Records contained in a dataset:
_ _ _ _

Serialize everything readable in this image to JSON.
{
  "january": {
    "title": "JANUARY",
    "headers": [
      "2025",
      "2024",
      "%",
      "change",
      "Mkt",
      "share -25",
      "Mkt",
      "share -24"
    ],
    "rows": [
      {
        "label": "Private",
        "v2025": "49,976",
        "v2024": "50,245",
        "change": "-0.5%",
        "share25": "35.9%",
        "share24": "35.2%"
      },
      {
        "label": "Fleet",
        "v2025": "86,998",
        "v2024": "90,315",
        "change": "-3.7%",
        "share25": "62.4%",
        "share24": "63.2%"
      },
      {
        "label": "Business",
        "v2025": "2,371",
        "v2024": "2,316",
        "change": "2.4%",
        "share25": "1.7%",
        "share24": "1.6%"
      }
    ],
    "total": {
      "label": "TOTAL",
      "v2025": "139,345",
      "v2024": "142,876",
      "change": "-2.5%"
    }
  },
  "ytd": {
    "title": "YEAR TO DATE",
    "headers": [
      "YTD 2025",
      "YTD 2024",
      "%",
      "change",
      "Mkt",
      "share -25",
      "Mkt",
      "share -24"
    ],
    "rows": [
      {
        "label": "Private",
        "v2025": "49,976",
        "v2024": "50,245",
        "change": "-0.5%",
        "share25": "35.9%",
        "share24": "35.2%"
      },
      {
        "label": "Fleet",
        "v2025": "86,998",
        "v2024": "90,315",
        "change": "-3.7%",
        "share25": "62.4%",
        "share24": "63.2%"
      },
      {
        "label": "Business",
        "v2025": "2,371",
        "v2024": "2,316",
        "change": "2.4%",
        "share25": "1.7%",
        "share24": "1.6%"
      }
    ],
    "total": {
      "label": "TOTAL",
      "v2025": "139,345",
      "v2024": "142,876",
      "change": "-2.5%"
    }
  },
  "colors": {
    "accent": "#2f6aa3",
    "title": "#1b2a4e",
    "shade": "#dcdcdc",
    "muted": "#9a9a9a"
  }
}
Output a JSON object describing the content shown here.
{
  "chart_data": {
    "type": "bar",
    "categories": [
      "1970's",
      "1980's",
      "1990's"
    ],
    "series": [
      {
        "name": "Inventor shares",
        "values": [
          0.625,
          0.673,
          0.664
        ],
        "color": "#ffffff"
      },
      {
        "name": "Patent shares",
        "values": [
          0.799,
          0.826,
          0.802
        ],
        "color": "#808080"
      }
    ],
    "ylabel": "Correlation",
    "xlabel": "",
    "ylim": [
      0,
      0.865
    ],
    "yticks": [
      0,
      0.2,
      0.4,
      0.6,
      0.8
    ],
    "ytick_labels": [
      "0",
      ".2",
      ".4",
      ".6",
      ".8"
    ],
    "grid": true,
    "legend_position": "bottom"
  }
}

_ _ _ _

DIRECTION: Pull out each line holding the string "name".

RESULT OF THE TASK:
        "name": "Inventor shares",
        "name": "Patent shares",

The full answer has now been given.